Texto para leitura:
-------

Campos defende que o seguro paramétrico — baseado em indicadores como chuva, temperatura ou produtividade — pode representar um avanço importante, ao permitir pagamentos mais rápidos e simplificados, sem a necessidade de vistoria in loco. Também está em estudo a vinculação do seguro à contratação de crédito rural, o que, segundo o governo, garantiria maior segurança às operações e reduziria o risco de inadimplência.
O governo ainda avalia mecanismos para assegurar o cumprimento integral do orçamento destinado ao Programa de Subvenção ao Prêmio do Seguro Rural (PSR), que neste ano ficou em R$ 1,06 bilhão. Em alguns anos, parte desses recursos foi contingenciada, o que afetou o planejamento das seguradoras e limitou o alcance da política.
Esse ponto enfrenta resistência na equipe econômica, que alerta para o "engessamento" do orçamento da União. Para isso, a ideia é incluir no Projeto de Lei 2.951/2024, da senadora Tereza Cristina (PP/MS), que está tramitando no Congresso Nacional, a indicação da fonte de recursos para o PSR, como compensação, para cumprir a Lei de Responsabilidade Fiscal.
Alíquota única por cultura é criticada pelo setor privado
Outro item que estará no novo seguro - é é alvo de questionamentos do setor privado - é a adoção de uma alíquota única nacional por cultura, medida que busca simplificar as regras e ampliar a transparência na concessão da subvenção. "O prêmio no Rio Grande do Sul é o mais caro do Brasil. E para poder fazer um subsídio cruzado desse seguro você precisa colocar o Brasil inteiro nessa cesta para poder ter uma compensação", afirmou Guilherme Campos ao JC.
Na avaliação de Glaucio Toyama, as ideias em debate no governo são positivas em teoria, mas carecem de discussão técnica e clareza sobre sua execução. Ele cita o exemplo do seguro paramétrico, que poderia agilizar indenizações, mas traz o chamado “risco de base” — quando o indicador climático de referência não reflete as perdas reais do produtor em campo.
“Pode chover o suficiente na microrregião e, mesmo assim, o produtor perder a lavoura por causa de uma geada localizada. Nesse caso, o índice diria que não houve sinistro, mas a perda foi real”, explicou. “É um modelo que pode funcionar bem para determinados públicos e produtos, mas não pode substituir integralmente o seguro tradicional.”
O dirigente da FenSeg também se mostra preocupado com a possibilidade de vinculação obrigatória do seguro ao crédito rural - medida que o governo irá confirmar - para ampliar a adesão. Ele alerta que essa prática poderia ser interpretada como venda casada, restringindo a concorrência entre seguradoras. “O ideal é que o seguro seja um indutor, e não uma imposição. O produtor deve ter liberdade de escolher se quer contratar crédito com ou sem seguro, com condições diferenciadas em cada caso”, defendeu.
Previsibilidade orçamentária é ponto de atenção
Um dos principais gargalos apontados pelo setor é a falta de previsibilidade orçamentária. O PSR tem sido marcado por contingenciamentos e liberação tardia de recursos, o que, segundo Toyama, compromete o planejamento tanto das seguradoras quanto dos produtores. “O seguro rural é uma política pública que precisa de estabilidade. Não dá para ter surpresas a cada safra. Sem previsibilidade, não há como expandir cobertura ou atrair novos agentes”, afirmou.

-------

Solicitações:
1. Repita o texto sobre o seguro rural, tudo desde "Alíquota única por" até "Campos ao JC.".
2. Responda com base no texto sobre o seguro rural:
(a) Qual foi o orçamento destinado ao PSR neste ano?
(b) Em qual estado, segundo Guilherme Campos, o prêmio é o mais caro do Brasil?
(c) Segundo o dirigente da FenSeg, como poderia ser interpretada a vinculação obrigatória do seguro ao crédito rural?
3. Como o texto sobre o seguro rural prosseguiria? Dê continuidade a ele a partir da última frase.
A listagem não será necessária para nada.

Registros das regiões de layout
-------

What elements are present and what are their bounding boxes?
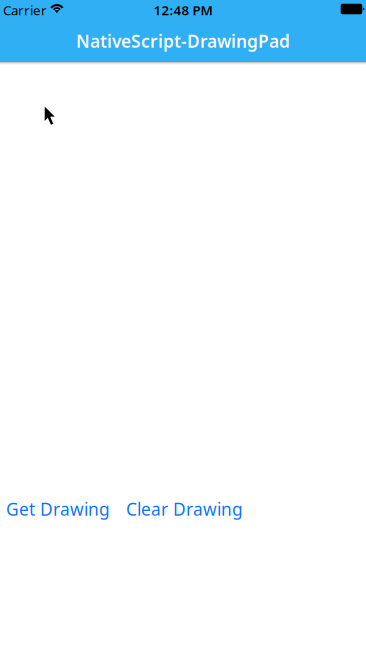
staticText: 12:48 PM [154, 1, 212, 19]
staticText: Carrier [3, 1, 47, 19]
staticText: Clear Drawing [126, 498, 243, 520]
button[interactable]: Get Drawing [0, 492, 116, 526]
staticText: NativeScript-DrawingPad [76, 30, 290, 52]
button[interactable]: Clear Drawing [116, 492, 249, 526]
staticText: Get Drawing [6, 498, 110, 520]
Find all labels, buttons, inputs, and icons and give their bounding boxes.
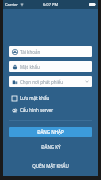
button[interactable]: Chọn nơi phát phiếu bbox=[9, 76, 92, 87]
button[interactable]: ĐĂNG NHẬP bbox=[9, 127, 92, 137]
staticText: Lưu mật khẩu bbox=[20, 95, 50, 101]
button[interactable]: Mật khẩu bbox=[9, 61, 92, 72]
button[interactable]: QUÊN MẬT KHẨU bbox=[3, 162, 98, 170]
staticText: 6:07 PM bbox=[43, 2, 59, 7]
button[interactable]: ĐĂNG KÝ bbox=[3, 143, 98, 151]
button[interactable]: Cấu hình server bbox=[11, 106, 55, 114]
staticText: Tài khoản bbox=[20, 49, 89, 55]
staticText: ĐĂNG KÝ bbox=[41, 144, 61, 150]
button[interactable]: Lưu mật khẩu bbox=[11, 94, 51, 102]
staticText: Carrier bbox=[5, 2, 19, 7]
staticText: QUÊN MẬT KHẨU bbox=[32, 163, 69, 169]
staticText: Mật khẩu bbox=[20, 64, 89, 70]
staticText: Chọn nơi phát phiếu bbox=[20, 79, 85, 85]
staticText: ĐĂNG NHẬP bbox=[37, 129, 64, 135]
staticText: Cấu hình server bbox=[20, 107, 54, 113]
button[interactable]: Tài khoản bbox=[9, 46, 92, 57]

-------

Respostas por tarefa:
1.
Alíquota única por cultura é criticada pelo setor privado
Outro item que estará no novo seguro - é é alvo de questionamentos do setor privado - é a adoção de uma alíquota única nacional por cultura, medida que busca simplificar as regras e ampliar a transparência na concessão da subvenção. "O prêmio no Rio Grande do Sul é o mais caro do Brasil. E para poder fazer um subsídio cruzado desse seguro você precisa colocar o Brasil inteiro nessa cesta para poder ter uma compensação", afirmou Guilherme Campos ao JC.

2.
(a) R$ 1,06 bilhão.
(b) No Rio Grande do Sul.
(c) Como venda casada.

3.
Ele defende que o governo estabeleça um piso mínimo anual de recursos, blindado de contingenciamentos, e que a alocação da subvenção seja transparente e planejada. Atualmente, a diferença entre o potencial de risco do setor agropecuário e a capacidade financeira do mercado segurador é expressiva: o valor total dentro da porteira é estimado em R$ 1,3 trilhão, enquanto o volume segurado gira em torno de R$ 80 bilhões.
“É uma defasagem enorme. O mercado brasileiro ainda cobre uma fatia muito pequena do risco existente no campo. Sem segurança orçamentária, não há como mudar esse quadro”, observou.
Apesar das divergências em relação à forma como o novo modelo vem sendo construído, há pontos de convergência entre governo e mercado. Um deles é a necessidade de criação de um mecanismo público de proteção contra eventos climáticos extremos, capaz de dar sustentabilidade ao sistema no longo prazo.
A FenSeg defende a constituição de um fundo de catástrofe, destinado a cobrir perdas de grande magnitude e reduzir o risco das seguradoras. No governo, a proposta ganha contornos semelhantes: o assessor especial do Ministério da Agricultura, Carlos Augustin, tem defendido a criação de um fundo garantidor nacional para viabilizar financiamentos e ampliar a capacidade de cobertura do seguro rural.
Toyama cita o exemplo dos Estados Unidos, onde mais de 90% da área agrícola é coberta por algum tipo de seguro, resultado de um sistema consolidado, com subsídios estáveis e regras previsíveis. No Brasil, a área segurada ainda não chega a 20% da área plantada, e há o risco de encolhimento em 2025 se o orçamento do PSR não for executado integralmente. “A demanda de risco é muito maior do que a oferta de capacidade de seguro. O produtor está cada vez mais exposto a eventos extremos, e o sistema não está crescendo na mesma velocidade”, avaliou.
Além da questão climática, o dirigente menciona o alto endividamento do setor produtivo e o custo do crédito como fatores que desestimulam a adesão ao seguro. “A taxa de juros elevada e a incerteza sobre o próximo Plano Safra reduzem a disposição do produtor em investir na proteção da lavoura”, afirmou.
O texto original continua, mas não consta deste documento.